Layout element entries
● ● ● ● ●

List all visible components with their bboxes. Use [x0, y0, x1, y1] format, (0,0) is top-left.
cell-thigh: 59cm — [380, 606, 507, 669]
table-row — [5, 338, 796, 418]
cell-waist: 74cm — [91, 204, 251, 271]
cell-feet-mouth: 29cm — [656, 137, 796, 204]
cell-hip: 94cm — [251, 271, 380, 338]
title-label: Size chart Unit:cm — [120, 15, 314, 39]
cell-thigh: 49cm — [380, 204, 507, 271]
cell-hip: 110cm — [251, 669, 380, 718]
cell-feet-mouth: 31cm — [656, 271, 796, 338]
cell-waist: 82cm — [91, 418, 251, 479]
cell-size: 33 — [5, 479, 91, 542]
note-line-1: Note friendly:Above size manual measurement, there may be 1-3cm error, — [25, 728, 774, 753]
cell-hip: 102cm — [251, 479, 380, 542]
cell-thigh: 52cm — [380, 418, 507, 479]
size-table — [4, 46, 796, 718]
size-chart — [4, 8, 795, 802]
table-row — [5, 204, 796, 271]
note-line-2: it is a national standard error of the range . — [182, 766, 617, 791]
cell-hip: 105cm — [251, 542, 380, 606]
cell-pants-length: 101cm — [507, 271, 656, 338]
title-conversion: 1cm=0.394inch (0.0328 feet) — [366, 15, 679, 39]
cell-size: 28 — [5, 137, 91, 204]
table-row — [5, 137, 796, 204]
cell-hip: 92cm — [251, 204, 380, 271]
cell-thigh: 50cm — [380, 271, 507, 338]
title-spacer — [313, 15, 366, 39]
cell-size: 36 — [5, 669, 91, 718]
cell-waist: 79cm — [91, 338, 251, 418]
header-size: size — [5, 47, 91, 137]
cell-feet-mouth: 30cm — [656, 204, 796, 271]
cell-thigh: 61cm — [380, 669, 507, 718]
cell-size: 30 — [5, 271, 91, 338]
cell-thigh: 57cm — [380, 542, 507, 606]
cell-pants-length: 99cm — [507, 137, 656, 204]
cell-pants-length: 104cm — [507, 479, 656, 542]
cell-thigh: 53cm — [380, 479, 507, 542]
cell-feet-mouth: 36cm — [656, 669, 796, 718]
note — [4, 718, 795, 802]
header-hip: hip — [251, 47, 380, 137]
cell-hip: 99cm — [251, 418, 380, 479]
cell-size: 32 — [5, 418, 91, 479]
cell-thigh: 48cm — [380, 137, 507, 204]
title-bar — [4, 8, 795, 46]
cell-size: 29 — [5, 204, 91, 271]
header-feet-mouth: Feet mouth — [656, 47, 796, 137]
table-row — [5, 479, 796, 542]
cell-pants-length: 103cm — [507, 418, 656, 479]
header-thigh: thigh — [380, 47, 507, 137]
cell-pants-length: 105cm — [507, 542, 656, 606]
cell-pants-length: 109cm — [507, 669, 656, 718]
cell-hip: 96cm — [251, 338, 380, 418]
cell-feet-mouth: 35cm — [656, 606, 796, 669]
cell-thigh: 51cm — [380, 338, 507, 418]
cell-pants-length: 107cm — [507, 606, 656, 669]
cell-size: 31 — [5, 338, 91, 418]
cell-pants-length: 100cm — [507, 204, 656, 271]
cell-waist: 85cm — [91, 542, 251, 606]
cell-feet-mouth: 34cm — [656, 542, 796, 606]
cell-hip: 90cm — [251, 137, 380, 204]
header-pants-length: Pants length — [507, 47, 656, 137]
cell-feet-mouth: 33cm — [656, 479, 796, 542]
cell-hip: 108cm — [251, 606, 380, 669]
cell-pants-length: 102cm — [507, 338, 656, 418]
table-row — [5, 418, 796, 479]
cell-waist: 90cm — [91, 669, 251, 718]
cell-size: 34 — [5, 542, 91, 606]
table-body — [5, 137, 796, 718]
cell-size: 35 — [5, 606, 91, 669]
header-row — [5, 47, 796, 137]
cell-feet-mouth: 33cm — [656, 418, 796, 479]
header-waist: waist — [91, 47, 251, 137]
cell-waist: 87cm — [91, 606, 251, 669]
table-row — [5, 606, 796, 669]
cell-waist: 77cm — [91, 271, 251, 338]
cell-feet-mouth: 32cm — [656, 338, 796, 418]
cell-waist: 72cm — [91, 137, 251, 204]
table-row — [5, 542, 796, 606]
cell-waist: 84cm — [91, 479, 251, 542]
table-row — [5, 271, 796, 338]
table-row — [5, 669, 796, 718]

● ● ● ● ●

**DIRECTION**
Render the lines above as a JSON list of strings, one string per line, with blank lines omitted.

**WRITTEN SOLUTION**
[
  "List all visible components with their bboxes. Use [x0, y0, x1, y1] format, (0,0) is top-left.",
  "cell-thigh: 59cm — [380, 606, 507, 669]",
  "table-row — [5, 338, 796, 418]",
  "cell-waist: 74cm — [91, 204, 251, 271]",
  "cell-feet-mouth: 29cm — [656, 137, 796, 204]",
  "cell-hip: 94cm — [251, 271, 380, 338]",
  "title-label: Size chart Unit:cm — [120, 15, 314, 39]",
  "cell-thigh: 49cm — [380, 204, 507, 271]",
  "cell-hip: 110cm — [251, 669, 380, 718]",
  "cell-feet-mouth: 31cm — [656, 271, 796, 338]",
  "cell-waist: 82cm — [91, 418, 251, 479]",
  "cell-size: 33 — [5, 479, 91, 542]",
  "note-line-1: Note friendly:Above size manual measurement, there may be 1-3cm error, — [25, 728, 774, 753]",
  "cell-hip: 102cm — [251, 479, 380, 542]",
  "cell-thigh: 52cm — [380, 418, 507, 479]",
  "size-table — [4, 46, 796, 718]",
  "size-chart — [4, 8, 795, 802]",
  "table-row — [5, 204, 796, 271]",
  "note-line-2: it is a national standard error of the range . — [182, 766, 617, 791]",
  "cell-hip: 105cm — [251, 542, 380, 606]",
  "cell-pants-length: 101cm — [507, 271, 656, 338]",
  "title-conversion: 1cm=0.394inch (0.0328 feet) — [366, 15, 679, 39]",
  "cell-size: 28 — [5, 137, 91, 204]",
  "table-row — [5, 137, 796, 204]",
  "cell-hip: 92cm — [251, 204, 380, 271]",
  "cell-thigh: 50cm — [380, 271, 507, 338]",
  "title-spacer — [313, 15, 366, 39]",
  "cell-size: 36 — [5, 669, 91, 718]",
  "cell-waist: 79cm — [91, 338, 251, 418]",
  "header-size: size — [5, 47, 91, 137]",
  "cell-feet-mouth: 30cm — [656, 204, 796, 271]",
  "cell-thigh: 61cm — [380, 669, 507, 718]",
  "cell-size: 30 — [5, 271, 91, 338]",
  "cell-thigh: 57cm — [380, 542, 507, 606]",
  "cell-pants-length: 99cm — [507, 137, 656, 204]",
  "cell-pants-length: 104cm — [507, 479, 656, 542]",
  "cell-thigh: 53cm — [380, 479, 507, 542]",
  "cell-feet-mouth: 36cm — [656, 669, 796, 718]",
  "note — [4, 718, 795, 802]",
  "header-hip: hip — [251, 47, 380, 137]",
  "cell-hip: 99cm — [251, 418, 380, 479]",
  "cell-size: 32 — [5, 418, 91, 479]",
  "cell-thigh: 48cm — [380, 137, 507, 204]",
  "title-bar — [4, 8, 795, 46]",
  "cell-size: 29 — [5, 204, 91, 271]",
  "header-feet-mouth: Feet mouth — [656, 47, 796, 137]",
  "table-row — [5, 479, 796, 542]",
  "cell-pants-length: 103cm — [507, 418, 656, 479]",
  "header-thigh: thigh — [380, 47, 507, 137]",
  "cell-pants-length: 105cm — [507, 542, 656, 606]",
  "cell-pants-length: 109cm — [507, 669, 656, 718]",
  "cell-hip: 96cm — [251, 338, 380, 418]",
  "cell-feet-mouth: 35cm — [656, 606, 796, 669]",
  "cell-thigh: 51cm — [380, 338, 507, 418]",
  "cell-pants-length: 107cm — [507, 606, 656, 669]",
  "cell-size: 31 — [5, 338, 91, 418]",
  "cell-pants-length: 100cm — [507, 204, 656, 271]",
  "cell-waist: 85cm — [91, 542, 251, 606]",
  "cell-feet-mouth: 34cm — [656, 542, 796, 606]",
  "cell-hip: 90cm — [251, 137, 380, 204]",
  "header-pants-length: Pants length — [507, 47, 656, 137]",
  "cell-feet-mouth: 33cm — [656, 479, 796, 542]",
  "cell-hip: 108cm — [251, 606, 380, 669]",
  "cell-pants-length: 102cm — [507, 338, 656, 418]",
  "table-row — [5, 418, 796, 479]",
  "cell-waist: 90cm — [91, 669, 251, 718]",
  "cell-size: 34 — [5, 542, 91, 606]",
  "table-body — [5, 137, 796, 718]",
  "cell-size: 35 — [5, 606, 91, 669]",
  "header-row — [5, 47, 796, 137]",
  "cell-feet-mouth: 33cm — [656, 418, 796, 479]",
  "header-waist: waist — [91, 47, 251, 137]",
  "cell-waist: 87cm — [91, 606, 251, 669]",
  "table-row — [5, 606, 796, 669]",
  "cell-waist: 77cm — [91, 271, 251, 338]",
  "cell-feet-mouth: 32cm — [656, 338, 796, 418]",
  "cell-waist: 72cm — [91, 137, 251, 204]",
  "table-row — [5, 542, 796, 606]",
  "cell-waist: 84cm — [91, 479, 251, 542]",
  "table-row — [5, 271, 796, 338]",
  "table-row — [5, 669, 796, 718]"
]